>> start RECORDS TO USE

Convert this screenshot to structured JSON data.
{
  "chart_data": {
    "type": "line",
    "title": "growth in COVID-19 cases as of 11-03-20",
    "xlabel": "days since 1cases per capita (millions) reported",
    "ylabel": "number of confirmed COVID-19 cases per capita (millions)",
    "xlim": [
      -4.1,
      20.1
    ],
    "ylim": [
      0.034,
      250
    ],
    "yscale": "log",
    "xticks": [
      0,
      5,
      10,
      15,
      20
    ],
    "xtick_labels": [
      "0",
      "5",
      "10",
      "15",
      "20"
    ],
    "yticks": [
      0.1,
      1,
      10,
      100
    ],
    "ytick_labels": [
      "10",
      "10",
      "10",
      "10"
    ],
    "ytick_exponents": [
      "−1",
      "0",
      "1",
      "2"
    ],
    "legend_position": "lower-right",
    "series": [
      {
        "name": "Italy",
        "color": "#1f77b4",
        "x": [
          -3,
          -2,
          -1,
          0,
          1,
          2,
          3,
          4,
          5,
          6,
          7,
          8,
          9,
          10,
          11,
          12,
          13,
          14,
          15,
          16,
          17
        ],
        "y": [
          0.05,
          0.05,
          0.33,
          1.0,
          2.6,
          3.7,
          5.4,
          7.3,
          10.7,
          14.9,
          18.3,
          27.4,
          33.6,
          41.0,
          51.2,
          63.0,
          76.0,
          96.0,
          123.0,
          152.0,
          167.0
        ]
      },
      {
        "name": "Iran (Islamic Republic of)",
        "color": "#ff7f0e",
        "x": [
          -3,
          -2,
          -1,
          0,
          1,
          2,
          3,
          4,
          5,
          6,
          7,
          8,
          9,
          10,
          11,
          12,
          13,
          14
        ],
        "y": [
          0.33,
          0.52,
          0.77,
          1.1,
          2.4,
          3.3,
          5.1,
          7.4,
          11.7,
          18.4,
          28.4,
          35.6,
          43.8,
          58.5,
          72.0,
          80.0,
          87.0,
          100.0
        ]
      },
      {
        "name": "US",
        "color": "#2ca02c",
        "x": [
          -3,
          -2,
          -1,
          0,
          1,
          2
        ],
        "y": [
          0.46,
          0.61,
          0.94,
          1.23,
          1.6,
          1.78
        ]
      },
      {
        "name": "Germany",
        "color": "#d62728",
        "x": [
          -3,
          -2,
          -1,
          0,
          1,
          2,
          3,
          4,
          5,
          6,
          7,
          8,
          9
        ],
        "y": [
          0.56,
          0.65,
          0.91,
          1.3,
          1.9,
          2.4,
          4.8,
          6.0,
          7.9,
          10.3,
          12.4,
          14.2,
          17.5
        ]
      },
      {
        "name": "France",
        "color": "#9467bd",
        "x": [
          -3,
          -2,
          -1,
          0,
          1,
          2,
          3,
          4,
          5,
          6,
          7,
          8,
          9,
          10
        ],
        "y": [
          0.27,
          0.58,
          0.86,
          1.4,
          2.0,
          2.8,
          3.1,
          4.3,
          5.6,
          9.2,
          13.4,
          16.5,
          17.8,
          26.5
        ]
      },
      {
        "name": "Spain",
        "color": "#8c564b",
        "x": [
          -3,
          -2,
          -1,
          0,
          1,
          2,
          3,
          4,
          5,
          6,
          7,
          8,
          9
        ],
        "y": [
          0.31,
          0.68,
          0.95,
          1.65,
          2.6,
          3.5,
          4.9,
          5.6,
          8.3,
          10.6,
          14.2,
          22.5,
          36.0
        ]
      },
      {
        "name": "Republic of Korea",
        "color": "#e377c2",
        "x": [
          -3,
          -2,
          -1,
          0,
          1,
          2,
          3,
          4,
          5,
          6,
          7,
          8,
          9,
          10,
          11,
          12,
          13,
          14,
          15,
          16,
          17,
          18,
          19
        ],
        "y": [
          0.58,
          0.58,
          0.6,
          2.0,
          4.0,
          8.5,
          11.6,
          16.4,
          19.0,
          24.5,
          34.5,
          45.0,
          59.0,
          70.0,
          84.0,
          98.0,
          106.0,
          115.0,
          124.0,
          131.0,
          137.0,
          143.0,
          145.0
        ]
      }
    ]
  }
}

>> end RECORDS TO USE

> _TASK BRIEF_: Your task is to retype all the records above with nothing left out.

> _TASK OUTPUT_:
Convert this screenshot to structured JSON data.
{
  "chart_data": {
    "type": "line",
    "title": "growth in COVID-19 cases as of 11-03-20",
    "xlabel": "days since 1cases per capita (millions) reported",
    "ylabel": "number of confirmed COVID-19 cases per capita (millions)",
    "xlim": [
      -4.1,
      20.1
    ],
    "ylim": [
      0.034,
      250
    ],
    "yscale": "log",
    "xticks": [
      0,
      5,
      10,
      15,
      20
    ],
    "xtick_labels": [
      "0",
      "5",
      "10",
      "15",
      "20"
    ],
    "yticks": [
      0.1,
      1,
      10,
      100
    ],
    "ytick_labels": [
      "10",
      "10",
      "10",
      "10"
    ],
    "ytick_exponents": [
      "−1",
      "0",
      "1",
      "2"
    ],
    "legend_position": "lower-right",
    "series": [
      {
        "name": "Italy",
        "color": "#1f77b4",
        "x": [
          -3,
          -2,
          -1,
          0,
          1,
          2,
          3,
          4,
          5,
          6,
          7,
          8,
          9,
          10,
          11,
          12,
          13,
          14,
          15,
          16,
          17
        ],
        "y": [
          0.05,
          0.05,
          0.33,
          1.0,
          2.6,
          3.7,
          5.4,
          7.3,
          10.7,
          14.9,
          18.3,
          27.4,
          33.6,
          41.0,
          51.2,
          63.0,
          76.0,
          96.0,
          123.0,
          152.0,
          167.0
        ]
      },
      {
        "name": "Iran (Islamic Republic of)",
        "color": "#ff7f0e",
        "x": [
          -3,
          -2,
          -1,
          0,
          1,
          2,
          3,
          4,
          5,
          6,
          7,
          8,
          9,
          10,
          11,
          12,
          13,
          14
        ],
        "y": [
          0.33,
          0.52,
          0.77,
          1.1,
          2.4,
          3.3,
          5.1,
          7.4,
          11.7,
          18.4,
          28.4,
          35.6,
          43.8,
          58.5,
          72.0,
          80.0,
          87.0,
          100.0
        ]
      },
      {
        "name": "US",
        "color": "#2ca02c",
        "x": [
          -3,
          -2,
          -1,
          0,
          1,
          2
        ],
        "y": [
          0.46,
          0.61,
          0.94,
          1.23,
          1.6,
          1.78
        ]
      },
      {
        "name": "Germany",
        "color": "#d62728",
        "x": [
          -3,
          -2,
          -1,
          0,
          1,
          2,
          3,
          4,
          5,
          6,
          7,
          8,
          9
        ],
        "y": [
          0.56,
          0.65,
          0.91,
          1.3,
          1.9,
          2.4,
          4.8,
          6.0,
          7.9,
          10.3,
          12.4,
          14.2,
          17.5
        ]
      },
      {
        "name": "France",
        "color": "#9467bd",
        "x": [
          -3,
          -2,
          -1,
          0,
          1,
          2,
          3,
          4,
          5,
          6,
          7,
          8,
          9,
          10
        ],
        "y": [
          0.27,
          0.58,
          0.86,
          1.4,
          2.0,
          2.8,
          3.1,
          4.3,
          5.6,
          9.2,
          13.4,
          16.5,
          17.8,
          26.5
        ]
      },
      {
        "name": "Spain",
        "color": "#8c564b",
        "x": [
          -3,
          -2,
          -1,
          0,
          1,
          2,
          3,
          4,
          5,
          6,
          7,
          8,
          9
        ],
        "y": [
          0.31,
          0.68,
          0.95,
          1.65,
          2.6,
          3.5,
          4.9,
          5.6,
          8.3,
          10.6,
          14.2,
          22.5,
          36.0
        ]
      },
      {
        "name": "Republic of Korea",
        "color": "#e377c2",
        "x": [
          -3,
          -2,
          -1,
          0,
          1,
          2,
          3,
          4,
          5,
          6,
          7,
          8,
          9,
          10,
          11,
          12,
          13,
          14,
          15,
          16,
          17,
          18,
          19
        ],
        "y": [
          0.58,
          0.58,
          0.6,
          2.0,
          4.0,
          8.5,
          11.6,
          16.4,
          19.0,
          24.5,
          34.5,
          45.0,
          59.0,
          70.0,
          84.0,
          98.0,
          106.0,
          115.0,
          124.0,
          131.0,
          137.0,
          143.0,
          145.0
        ]
      }
    ]
  }
}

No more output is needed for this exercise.